- DIRECTION -
Take the line that contains "Decode this image" and every line after it in the material below, and quote them exactly.

- TASK DATA -

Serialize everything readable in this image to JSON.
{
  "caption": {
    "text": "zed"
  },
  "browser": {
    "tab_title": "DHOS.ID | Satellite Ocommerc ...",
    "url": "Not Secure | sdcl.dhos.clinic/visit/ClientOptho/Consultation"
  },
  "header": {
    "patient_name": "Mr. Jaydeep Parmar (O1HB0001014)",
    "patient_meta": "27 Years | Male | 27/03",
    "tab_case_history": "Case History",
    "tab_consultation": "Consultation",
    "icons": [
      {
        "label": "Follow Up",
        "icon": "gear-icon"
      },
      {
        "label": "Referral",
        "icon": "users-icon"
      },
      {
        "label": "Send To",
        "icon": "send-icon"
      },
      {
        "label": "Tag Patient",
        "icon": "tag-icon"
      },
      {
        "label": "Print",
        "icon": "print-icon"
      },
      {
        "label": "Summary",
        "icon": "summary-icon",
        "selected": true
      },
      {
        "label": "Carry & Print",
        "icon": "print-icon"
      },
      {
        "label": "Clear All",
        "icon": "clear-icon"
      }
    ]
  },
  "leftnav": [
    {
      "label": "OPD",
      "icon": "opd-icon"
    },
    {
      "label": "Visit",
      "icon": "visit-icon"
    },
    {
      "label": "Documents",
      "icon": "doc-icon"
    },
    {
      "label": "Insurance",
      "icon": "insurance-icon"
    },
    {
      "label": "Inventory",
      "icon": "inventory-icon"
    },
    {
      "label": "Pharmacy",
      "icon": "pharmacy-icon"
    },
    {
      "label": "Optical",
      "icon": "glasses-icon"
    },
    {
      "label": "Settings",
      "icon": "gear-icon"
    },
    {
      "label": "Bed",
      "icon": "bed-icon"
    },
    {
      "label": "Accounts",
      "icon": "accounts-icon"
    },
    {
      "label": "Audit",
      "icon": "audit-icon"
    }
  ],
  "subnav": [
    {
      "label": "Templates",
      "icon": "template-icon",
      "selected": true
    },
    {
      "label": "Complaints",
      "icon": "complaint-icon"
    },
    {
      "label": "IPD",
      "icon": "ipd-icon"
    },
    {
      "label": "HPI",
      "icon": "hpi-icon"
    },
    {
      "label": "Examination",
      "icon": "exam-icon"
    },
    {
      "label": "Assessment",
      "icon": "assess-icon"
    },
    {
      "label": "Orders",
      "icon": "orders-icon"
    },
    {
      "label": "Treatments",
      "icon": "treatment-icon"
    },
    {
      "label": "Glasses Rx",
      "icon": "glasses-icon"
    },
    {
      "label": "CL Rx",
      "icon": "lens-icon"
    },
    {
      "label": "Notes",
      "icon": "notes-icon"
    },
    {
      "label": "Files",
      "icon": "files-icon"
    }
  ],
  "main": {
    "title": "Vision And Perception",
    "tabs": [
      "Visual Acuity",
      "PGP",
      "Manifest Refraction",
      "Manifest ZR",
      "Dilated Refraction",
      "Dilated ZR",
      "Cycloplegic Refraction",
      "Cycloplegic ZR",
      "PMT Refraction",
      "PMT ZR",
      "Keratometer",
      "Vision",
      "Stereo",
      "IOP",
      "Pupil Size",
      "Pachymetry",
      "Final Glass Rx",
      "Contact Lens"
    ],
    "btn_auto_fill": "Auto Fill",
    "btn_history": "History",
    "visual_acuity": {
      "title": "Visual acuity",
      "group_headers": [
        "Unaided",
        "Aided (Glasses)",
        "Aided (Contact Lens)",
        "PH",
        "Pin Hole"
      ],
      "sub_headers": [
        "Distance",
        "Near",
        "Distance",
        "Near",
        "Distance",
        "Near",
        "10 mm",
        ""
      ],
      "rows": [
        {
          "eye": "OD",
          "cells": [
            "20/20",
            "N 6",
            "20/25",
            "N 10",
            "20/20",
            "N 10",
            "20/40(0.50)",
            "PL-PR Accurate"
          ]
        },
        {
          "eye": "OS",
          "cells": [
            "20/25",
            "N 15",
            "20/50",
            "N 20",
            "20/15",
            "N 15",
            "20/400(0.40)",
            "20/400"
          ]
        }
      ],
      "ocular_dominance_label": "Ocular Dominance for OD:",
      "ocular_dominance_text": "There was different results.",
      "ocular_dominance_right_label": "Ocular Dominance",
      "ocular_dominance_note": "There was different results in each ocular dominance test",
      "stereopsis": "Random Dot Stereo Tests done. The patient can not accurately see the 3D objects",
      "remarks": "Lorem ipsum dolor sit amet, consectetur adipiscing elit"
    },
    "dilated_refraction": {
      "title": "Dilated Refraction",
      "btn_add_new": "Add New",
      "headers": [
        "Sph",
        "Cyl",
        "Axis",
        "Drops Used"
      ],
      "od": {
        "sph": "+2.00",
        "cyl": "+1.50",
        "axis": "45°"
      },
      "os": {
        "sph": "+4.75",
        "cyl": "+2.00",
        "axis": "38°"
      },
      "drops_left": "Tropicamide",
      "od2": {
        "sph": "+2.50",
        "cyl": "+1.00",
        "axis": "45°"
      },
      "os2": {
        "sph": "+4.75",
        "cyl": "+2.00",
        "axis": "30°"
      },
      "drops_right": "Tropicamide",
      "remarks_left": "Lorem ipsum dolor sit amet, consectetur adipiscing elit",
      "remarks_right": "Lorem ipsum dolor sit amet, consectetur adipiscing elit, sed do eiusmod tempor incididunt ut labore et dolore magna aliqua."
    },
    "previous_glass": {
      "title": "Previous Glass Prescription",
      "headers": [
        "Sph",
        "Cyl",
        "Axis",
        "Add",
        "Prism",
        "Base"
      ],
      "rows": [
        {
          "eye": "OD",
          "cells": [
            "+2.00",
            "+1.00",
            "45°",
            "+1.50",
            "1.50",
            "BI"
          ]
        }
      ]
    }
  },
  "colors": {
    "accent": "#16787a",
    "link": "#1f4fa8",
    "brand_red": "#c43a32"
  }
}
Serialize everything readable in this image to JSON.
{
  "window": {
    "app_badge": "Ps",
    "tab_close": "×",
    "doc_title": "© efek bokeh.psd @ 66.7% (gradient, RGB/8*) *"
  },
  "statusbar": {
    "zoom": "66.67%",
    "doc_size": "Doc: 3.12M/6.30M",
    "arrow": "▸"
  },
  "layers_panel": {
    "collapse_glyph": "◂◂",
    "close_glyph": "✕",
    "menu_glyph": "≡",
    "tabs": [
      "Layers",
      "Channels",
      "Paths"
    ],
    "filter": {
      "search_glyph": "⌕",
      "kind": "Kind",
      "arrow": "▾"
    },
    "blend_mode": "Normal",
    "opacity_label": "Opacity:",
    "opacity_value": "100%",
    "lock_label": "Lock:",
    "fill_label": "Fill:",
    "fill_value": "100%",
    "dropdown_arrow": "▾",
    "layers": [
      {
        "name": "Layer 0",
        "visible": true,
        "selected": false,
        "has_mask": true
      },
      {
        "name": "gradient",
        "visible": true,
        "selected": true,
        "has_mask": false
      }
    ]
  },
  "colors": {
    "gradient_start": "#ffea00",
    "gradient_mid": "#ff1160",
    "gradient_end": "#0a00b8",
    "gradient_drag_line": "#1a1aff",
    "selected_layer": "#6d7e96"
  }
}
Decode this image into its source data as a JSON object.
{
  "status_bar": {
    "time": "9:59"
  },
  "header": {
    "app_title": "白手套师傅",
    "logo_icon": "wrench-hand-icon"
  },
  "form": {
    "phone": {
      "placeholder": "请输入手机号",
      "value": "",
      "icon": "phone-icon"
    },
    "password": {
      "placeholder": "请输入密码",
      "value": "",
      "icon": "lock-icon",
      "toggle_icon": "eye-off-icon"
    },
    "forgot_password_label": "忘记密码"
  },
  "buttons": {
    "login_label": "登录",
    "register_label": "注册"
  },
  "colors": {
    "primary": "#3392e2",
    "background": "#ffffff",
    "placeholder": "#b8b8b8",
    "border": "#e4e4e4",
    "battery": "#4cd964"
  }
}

- IN RESPONSE -
Decode this image into its source data as a JSON object.
{
  "status_bar": {
    "time": "9:59"
  },
  "header": {
    "app_title": "白手套师傅",
    "logo_icon": "wrench-hand-icon"
  },
  "form": {
    "phone": {
      "placeholder": "请输入手机号",
      "value": "",
      "icon": "phone-icon"
    },
    "password": {
      "placeholder": "请输入密码",
      "value": "",
      "icon": "lock-icon",
      "toggle_icon": "eye-off-icon"
    },
    "forgot_password_label": "忘记密码"
  },
  "buttons": {
    "login_label": "登录",
    "register_label": "注册"
  },
  "colors": {
    "primary": "#3392e2",
    "background": "#ffffff",
    "placeholder": "#b8b8b8",
    "border": "#e4e4e4",
    "battery": "#4cd964"
  }
}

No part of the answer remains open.